* **Exercise goal**: What follows is a listing; restate every line of it word for word.

* **Data in this exercise**:
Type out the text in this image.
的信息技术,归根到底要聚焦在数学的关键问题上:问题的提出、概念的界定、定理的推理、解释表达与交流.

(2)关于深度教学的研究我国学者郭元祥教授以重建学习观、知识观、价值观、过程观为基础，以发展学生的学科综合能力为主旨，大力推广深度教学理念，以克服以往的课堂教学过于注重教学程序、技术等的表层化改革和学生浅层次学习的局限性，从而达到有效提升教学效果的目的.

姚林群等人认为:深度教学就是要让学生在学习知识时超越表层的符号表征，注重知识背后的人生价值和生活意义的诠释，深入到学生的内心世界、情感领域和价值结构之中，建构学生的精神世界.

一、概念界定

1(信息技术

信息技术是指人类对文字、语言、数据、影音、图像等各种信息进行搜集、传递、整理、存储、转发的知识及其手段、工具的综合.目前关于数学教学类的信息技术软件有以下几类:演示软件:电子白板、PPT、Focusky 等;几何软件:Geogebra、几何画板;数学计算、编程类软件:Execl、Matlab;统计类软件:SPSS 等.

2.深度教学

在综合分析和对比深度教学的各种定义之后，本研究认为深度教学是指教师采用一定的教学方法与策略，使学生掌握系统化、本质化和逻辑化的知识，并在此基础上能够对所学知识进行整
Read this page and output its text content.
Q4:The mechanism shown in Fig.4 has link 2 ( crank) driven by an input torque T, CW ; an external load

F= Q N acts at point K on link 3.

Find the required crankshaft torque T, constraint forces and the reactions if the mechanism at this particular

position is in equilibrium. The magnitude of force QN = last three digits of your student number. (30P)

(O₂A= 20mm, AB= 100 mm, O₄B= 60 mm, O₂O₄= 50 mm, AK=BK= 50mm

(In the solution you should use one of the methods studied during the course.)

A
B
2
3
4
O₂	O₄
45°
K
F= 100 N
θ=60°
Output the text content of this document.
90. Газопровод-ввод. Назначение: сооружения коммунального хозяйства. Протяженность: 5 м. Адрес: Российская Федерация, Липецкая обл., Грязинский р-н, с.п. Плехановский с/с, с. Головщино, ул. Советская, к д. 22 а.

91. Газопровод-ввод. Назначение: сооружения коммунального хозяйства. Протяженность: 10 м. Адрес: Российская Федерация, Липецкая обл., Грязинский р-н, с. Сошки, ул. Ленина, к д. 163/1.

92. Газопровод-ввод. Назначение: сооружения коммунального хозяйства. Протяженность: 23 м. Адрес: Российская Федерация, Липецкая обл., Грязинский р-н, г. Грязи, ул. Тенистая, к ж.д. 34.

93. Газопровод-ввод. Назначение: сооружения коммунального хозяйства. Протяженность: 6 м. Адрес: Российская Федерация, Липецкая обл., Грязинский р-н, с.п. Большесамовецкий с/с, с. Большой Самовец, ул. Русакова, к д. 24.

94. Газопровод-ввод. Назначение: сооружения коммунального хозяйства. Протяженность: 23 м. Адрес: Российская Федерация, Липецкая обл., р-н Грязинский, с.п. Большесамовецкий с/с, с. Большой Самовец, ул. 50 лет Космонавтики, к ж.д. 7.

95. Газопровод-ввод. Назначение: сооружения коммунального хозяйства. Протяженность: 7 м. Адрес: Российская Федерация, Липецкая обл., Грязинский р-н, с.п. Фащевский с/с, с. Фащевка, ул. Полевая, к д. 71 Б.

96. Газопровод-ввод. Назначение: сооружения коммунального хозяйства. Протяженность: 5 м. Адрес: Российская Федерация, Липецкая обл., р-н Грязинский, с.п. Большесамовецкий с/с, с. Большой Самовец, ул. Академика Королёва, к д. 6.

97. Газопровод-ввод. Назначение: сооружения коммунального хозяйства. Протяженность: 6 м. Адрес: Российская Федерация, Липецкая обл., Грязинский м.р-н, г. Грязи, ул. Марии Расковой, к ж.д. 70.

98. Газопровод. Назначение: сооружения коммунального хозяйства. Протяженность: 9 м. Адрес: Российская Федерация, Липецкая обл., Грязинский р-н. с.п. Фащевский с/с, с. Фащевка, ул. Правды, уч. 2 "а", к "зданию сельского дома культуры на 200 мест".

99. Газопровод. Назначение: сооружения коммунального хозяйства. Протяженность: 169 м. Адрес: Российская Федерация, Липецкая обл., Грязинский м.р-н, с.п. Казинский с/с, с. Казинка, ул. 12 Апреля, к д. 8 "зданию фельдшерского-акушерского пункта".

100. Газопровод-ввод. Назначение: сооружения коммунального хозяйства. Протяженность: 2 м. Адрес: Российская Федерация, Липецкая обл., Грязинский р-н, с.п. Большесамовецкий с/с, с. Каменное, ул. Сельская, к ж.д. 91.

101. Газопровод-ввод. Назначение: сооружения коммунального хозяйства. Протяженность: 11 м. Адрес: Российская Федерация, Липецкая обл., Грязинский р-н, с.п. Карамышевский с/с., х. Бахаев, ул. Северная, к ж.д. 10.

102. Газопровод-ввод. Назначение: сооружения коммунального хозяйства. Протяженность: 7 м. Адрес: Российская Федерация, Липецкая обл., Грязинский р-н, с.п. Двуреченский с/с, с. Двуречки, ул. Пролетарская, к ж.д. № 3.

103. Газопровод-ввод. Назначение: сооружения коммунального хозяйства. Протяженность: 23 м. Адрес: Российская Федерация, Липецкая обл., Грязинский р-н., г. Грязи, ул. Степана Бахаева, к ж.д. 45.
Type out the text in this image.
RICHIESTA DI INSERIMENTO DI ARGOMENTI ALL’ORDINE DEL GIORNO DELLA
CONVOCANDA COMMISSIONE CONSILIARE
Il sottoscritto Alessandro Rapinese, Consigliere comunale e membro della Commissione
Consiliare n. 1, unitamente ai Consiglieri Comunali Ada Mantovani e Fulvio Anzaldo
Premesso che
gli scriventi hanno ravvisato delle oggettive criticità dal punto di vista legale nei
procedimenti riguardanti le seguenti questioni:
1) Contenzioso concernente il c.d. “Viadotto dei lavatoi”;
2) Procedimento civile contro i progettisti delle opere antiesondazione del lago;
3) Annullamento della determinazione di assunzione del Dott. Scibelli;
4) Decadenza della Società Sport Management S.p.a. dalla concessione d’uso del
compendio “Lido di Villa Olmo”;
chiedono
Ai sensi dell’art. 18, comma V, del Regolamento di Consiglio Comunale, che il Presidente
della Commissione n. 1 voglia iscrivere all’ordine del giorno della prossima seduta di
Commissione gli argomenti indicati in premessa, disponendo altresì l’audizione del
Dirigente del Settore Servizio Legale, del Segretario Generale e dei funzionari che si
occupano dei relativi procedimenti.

* **Full output**:
Type out the text in this image.
的信息技术,归根到底要聚焦在数学的关键问题上:问题的提出、概念的界定、定理的推理、解释表达与交流.

(2)关于深度教学的研究我国学者郭元祥教授以重建学习观、知识观、价值观、过程观为基础，以发展学生的学科综合能力为主旨，大力推广深度教学理念，以克服以往的课堂教学过于注重教学程序、技术等的表层化改革和学生浅层次学习的局限性，从而达到有效提升教学效果的目的.

姚林群等人认为:深度教学就是要让学生在学习知识时超越表层的符号表征，注重知识背后的人生价值和生活意义的诠释，深入到学生的内心世界、情感领域和价值结构之中，建构学生的精神世界.

一、概念界定

1(信息技术

信息技术是指人类对文字、语言、数据、影音、图像等各种信息进行搜集、传递、整理、存储、转发的知识及其手段、工具的综合.目前关于数学教学类的信息技术软件有以下几类:演示软件:电子白板、PPT、Focusky 等;几何软件:Geogebra、几何画板;数学计算、编程类软件:Execl、Matlab;统计类软件:SPSS 等.

2.深度教学

在综合分析和对比深度教学的各种定义之后，本研究认为深度教学是指教师采用一定的教学方法与策略，使学生掌握系统化、本质化和逻辑化的知识，并在此基础上能够对所学知识进行整
Read this page and output its text content.
Q4:The mechanism shown in Fig.4 has link 2 ( crank) driven by an input torque T, CW ; an external load

F= Q N acts at point K on link 3.

Find the required crankshaft torque T, constraint forces and the reactions if the mechanism at this particular

position is in equilibrium. The magnitude of force QN = last three digits of your student number. (30P)

(O₂A= 20mm, AB= 100 mm, O₄B= 60 mm, O₂O₄= 50 mm, AK=BK= 50mm

(In the solution you should use one of the methods studied during the course.)

A
B
2
3
4
O₂	O₄
45°
K
F= 100 N
θ=60°
Output the text content of this document.
90. Газопровод-ввод. Назначение: сооружения коммунального хозяйства. Протяженность: 5 м. Адрес: Российская Федерация, Липецкая обл., Грязинский р-н, с.п. Плехановский с/с, с. Головщино, ул. Советская, к д. 22 а.

91. Газопровод-ввод. Назначение: сооружения коммунального хозяйства. Протяженность: 10 м. Адрес: Российская Федерация, Липецкая обл., Грязинский р-н, с. Сошки, ул. Ленина, к д. 163/1.

92. Газопровод-ввод. Назначение: сооружения коммунального хозяйства. Протяженность: 23 м. Адрес: Российская Федерация, Липецкая обл., Грязинский р-н, г. Грязи, ул. Тенистая, к ж.д. 34.

93. Газопровод-ввод. Назначение: сооружения коммунального хозяйства. Протяженность: 6 м. Адрес: Российская Федерация, Липецкая обл., Грязинский р-н, с.п. Большесамовецкий с/с, с. Большой Самовец, ул. Русакова, к д. 24.

94. Газопровод-ввод. Назначение: сооружения коммунального хозяйства. Протяженность: 23 м. Адрес: Российская Федерация, Липецкая обл., р-н Грязинский, с.п. Большесамовецкий с/с, с. Большой Самовец, ул. 50 лет Космонавтики, к ж.д. 7.

95. Газопровод-ввод. Назначение: сооружения коммунального хозяйства. Протяженность: 7 м. Адрес: Российская Федерация, Липецкая обл., Грязинский р-н, с.п. Фащевский с/с, с. Фащевка, ул. Полевая, к д. 71 Б.

96. Газопровод-ввод. Назначение: сооружения коммунального хозяйства. Протяженность: 5 м. Адрес: Российская Федерация, Липецкая обл., р-н Грязинский, с.п. Большесамовецкий с/с, с. Большой Самовец, ул. Академика Королёва, к д. 6.

97. Газопровод-ввод. Назначение: сооружения коммунального хозяйства. Протяженность: 6 м. Адрес: Российская Федерация, Липецкая обл., Грязинский м.р-н, г. Грязи, ул. Марии Расковой, к ж.д. 70.

98. Газопровод. Назначение: сооружения коммунального хозяйства. Протяженность: 9 м. Адрес: Российская Федерация, Липецкая обл., Грязинский р-н. с.п. Фащевский с/с, с. Фащевка, ул. Правды, уч. 2 "а", к "зданию сельского дома культуры на 200 мест".

99. Газопровод. Назначение: сооружения коммунального хозяйства. Протяженность: 169 м. Адрес: Российская Федерация, Липецкая обл., Грязинский м.р-н, с.п. Казинский с/с, с. Казинка, ул. 12 Апреля, к д. 8 "зданию фельдшерского-акушерского пункта".

100. Газопровод-ввод. Назначение: сооружения коммунального хозяйства. Протяженность: 2 м. Адрес: Российская Федерация, Липецкая обл., Грязинский р-н, с.п. Большесамовецкий с/с, с. Каменное, ул. Сельская, к ж.д. 91.

101. Газопровод-ввод. Назначение: сооружения коммунального хозяйства. Протяженность: 11 м. Адрес: Российская Федерация, Липецкая обл., Грязинский р-н, с.п. Карамышевский с/с., х. Бахаев, ул. Северная, к ж.д. 10.

102. Газопровод-ввод. Назначение: сооружения коммунального хозяйства. Протяженность: 7 м. Адрес: Российская Федерация, Липецкая обл., Грязинский р-н, с.п. Двуреченский с/с, с. Двуречки, ул. Пролетарская, к ж.д. № 3.

103. Газопровод-ввод. Назначение: сооружения коммунального хозяйства. Протяженность: 23 м. Адрес: Российская Федерация, Липецкая обл., Грязинский р-н., г. Грязи, ул. Степана Бахаева, к ж.д. 45.
Type out the text in this image.
RICHIESTA DI INSERIMENTO DI ARGOMENTI ALL’ORDINE DEL GIORNO DELLA
CONVOCANDA COMMISSIONE CONSILIARE
Il sottoscritto Alessandro Rapinese, Consigliere comunale e membro della Commissione
Consiliare n. 1, unitamente ai Consiglieri Comunali Ada Mantovani e Fulvio Anzaldo
Premesso che
gli scriventi hanno ravvisato delle oggettive criticità dal punto di vista legale nei
procedimenti riguardanti le seguenti questioni:
1) Contenzioso concernente il c.d. “Viadotto dei lavatoi”;
2) Procedimento civile contro i progettisti delle opere antiesondazione del lago;
3) Annullamento della determinazione di assunzione del Dott. Scibelli;
4) Decadenza della Società Sport Management S.p.a. dalla concessione d’uso del
compendio “Lido di Villa Olmo”;
chiedono
Ai sensi dell’art. 18, comma V, del Regolamento di Consiglio Comunale, che il Presidente
della Commissione n. 1 voglia iscrivere all’ordine del giorno della prossima seduta di
Commissione gli argomenti indicati in premessa, disponendo altresì l’audizione del
Dirigente del Settore Servizio Legale, del Segretario Generale e dei funzionari che si
occupano dei relativi procedimenti.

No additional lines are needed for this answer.